**DIRECTIONS FOR THIS TASK:** Reproduce every entry exactly.
## START RECORDS TO USE
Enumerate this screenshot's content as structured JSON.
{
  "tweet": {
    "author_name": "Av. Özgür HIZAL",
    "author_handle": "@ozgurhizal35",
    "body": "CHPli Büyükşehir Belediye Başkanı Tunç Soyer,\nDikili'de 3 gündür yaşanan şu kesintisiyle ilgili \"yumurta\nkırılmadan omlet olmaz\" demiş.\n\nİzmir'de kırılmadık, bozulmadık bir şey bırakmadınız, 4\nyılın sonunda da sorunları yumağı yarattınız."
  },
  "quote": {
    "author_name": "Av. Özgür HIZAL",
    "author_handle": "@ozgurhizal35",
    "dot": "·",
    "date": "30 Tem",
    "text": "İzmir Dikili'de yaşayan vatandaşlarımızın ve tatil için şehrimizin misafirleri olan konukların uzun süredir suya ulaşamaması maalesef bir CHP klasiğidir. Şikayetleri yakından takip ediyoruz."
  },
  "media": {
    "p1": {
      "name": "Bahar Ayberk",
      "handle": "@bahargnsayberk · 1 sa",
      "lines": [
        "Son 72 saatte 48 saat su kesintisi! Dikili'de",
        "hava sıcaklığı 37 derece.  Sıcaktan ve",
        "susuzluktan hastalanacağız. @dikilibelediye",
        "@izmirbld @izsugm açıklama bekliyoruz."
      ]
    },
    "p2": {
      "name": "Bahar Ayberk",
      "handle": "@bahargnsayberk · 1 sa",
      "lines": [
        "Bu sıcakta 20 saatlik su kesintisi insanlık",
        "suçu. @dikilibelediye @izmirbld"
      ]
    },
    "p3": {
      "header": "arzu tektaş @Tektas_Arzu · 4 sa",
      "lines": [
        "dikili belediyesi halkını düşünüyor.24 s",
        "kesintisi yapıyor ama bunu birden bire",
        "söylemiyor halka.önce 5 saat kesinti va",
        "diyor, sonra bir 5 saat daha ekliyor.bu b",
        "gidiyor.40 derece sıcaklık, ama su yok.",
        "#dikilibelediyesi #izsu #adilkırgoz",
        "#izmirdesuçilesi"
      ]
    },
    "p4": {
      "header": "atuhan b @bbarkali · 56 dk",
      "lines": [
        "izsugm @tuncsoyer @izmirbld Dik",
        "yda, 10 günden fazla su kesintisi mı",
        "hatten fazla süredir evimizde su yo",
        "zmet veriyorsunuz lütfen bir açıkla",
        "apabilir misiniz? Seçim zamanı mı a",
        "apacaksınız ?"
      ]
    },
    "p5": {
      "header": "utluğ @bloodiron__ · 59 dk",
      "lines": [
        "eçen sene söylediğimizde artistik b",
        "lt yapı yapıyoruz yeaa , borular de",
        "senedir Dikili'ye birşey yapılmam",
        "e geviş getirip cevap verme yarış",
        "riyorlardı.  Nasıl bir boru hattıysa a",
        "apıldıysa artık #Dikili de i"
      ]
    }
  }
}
## END RECORDS TO USE
**OUTPUT OF THE EXERCISE:**
Enumerate this screenshot's content as structured JSON.
{
  "tweet": {
    "author_name": "Av. Özgür HIZAL",
    "author_handle": "@ozgurhizal35",
    "body": "CHPli Büyükşehir Belediye Başkanı Tunç Soyer,\nDikili'de 3 gündür yaşanan şu kesintisiyle ilgili \"yumurta\nkırılmadan omlet olmaz\" demiş.\n\nİzmir'de kırılmadık, bozulmadık bir şey bırakmadınız, 4\nyılın sonunda da sorunları yumağı yarattınız."
  },
  "quote": {
    "author_name": "Av. Özgür HIZAL",
    "author_handle": "@ozgurhizal35",
    "dot": "·",
    "date": "30 Tem",
    "text": "İzmir Dikili'de yaşayan vatandaşlarımızın ve tatil için şehrimizin misafirleri olan konukların uzun süredir suya ulaşamaması maalesef bir CHP klasiğidir. Şikayetleri yakından takip ediyoruz."
  },
  "media": {
    "p1": {
      "name": "Bahar Ayberk",
      "handle": "@bahargnsayberk · 1 sa",
      "lines": [
        "Son 72 saatte 48 saat su kesintisi! Dikili'de",
        "hava sıcaklığı 37 derece.  Sıcaktan ve",
        "susuzluktan hastalanacağız. @dikilibelediye",
        "@izmirbld @izsugm açıklama bekliyoruz."
      ]
    },
    "p2": {
      "name": "Bahar Ayberk",
      "handle": "@bahargnsayberk · 1 sa",
      "lines": [
        "Bu sıcakta 20 saatlik su kesintisi insanlık",
        "suçu. @dikilibelediye @izmirbld"
      ]
    },
    "p3": {
      "header": "arzu tektaş @Tektas_Arzu · 4 sa",
      "lines": [
        "dikili belediyesi halkını düşünüyor.24 s",
        "kesintisi yapıyor ama bunu birden bire",
        "söylemiyor halka.önce 5 saat kesinti va",
        "diyor, sonra bir 5 saat daha ekliyor.bu b",
        "gidiyor.40 derece sıcaklık, ama su yok.",
        "#dikilibelediyesi #izsu #adilkırgoz",
        "#izmirdesuçilesi"
      ]
    },
    "p4": {
      "header": "atuhan b @bbarkali · 56 dk",
      "lines": [
        "izsugm @tuncsoyer @izmirbld Dik",
        "yda, 10 günden fazla su kesintisi mı",
        "hatten fazla süredir evimizde su yo",
        "zmet veriyorsunuz lütfen bir açıkla",
        "apabilir misiniz? Seçim zamanı mı a",
        "apacaksınız ?"
      ]
    },
    "p5": {
      "header": "utluğ @bloodiron__ · 59 dk",
      "lines": [
        "eçen sene söylediğimizde artistik b",
        "lt yapı yapıyoruz yeaa , borular de",
        "senedir Dikili'ye birşey yapılmam",
        "e geviş getirip cevap verme yarış",
        "riyorlardı.  Nasıl bir boru hattıysa a",
        "apıldıysa artık #Dikili de i"
      ]
    }
  }
}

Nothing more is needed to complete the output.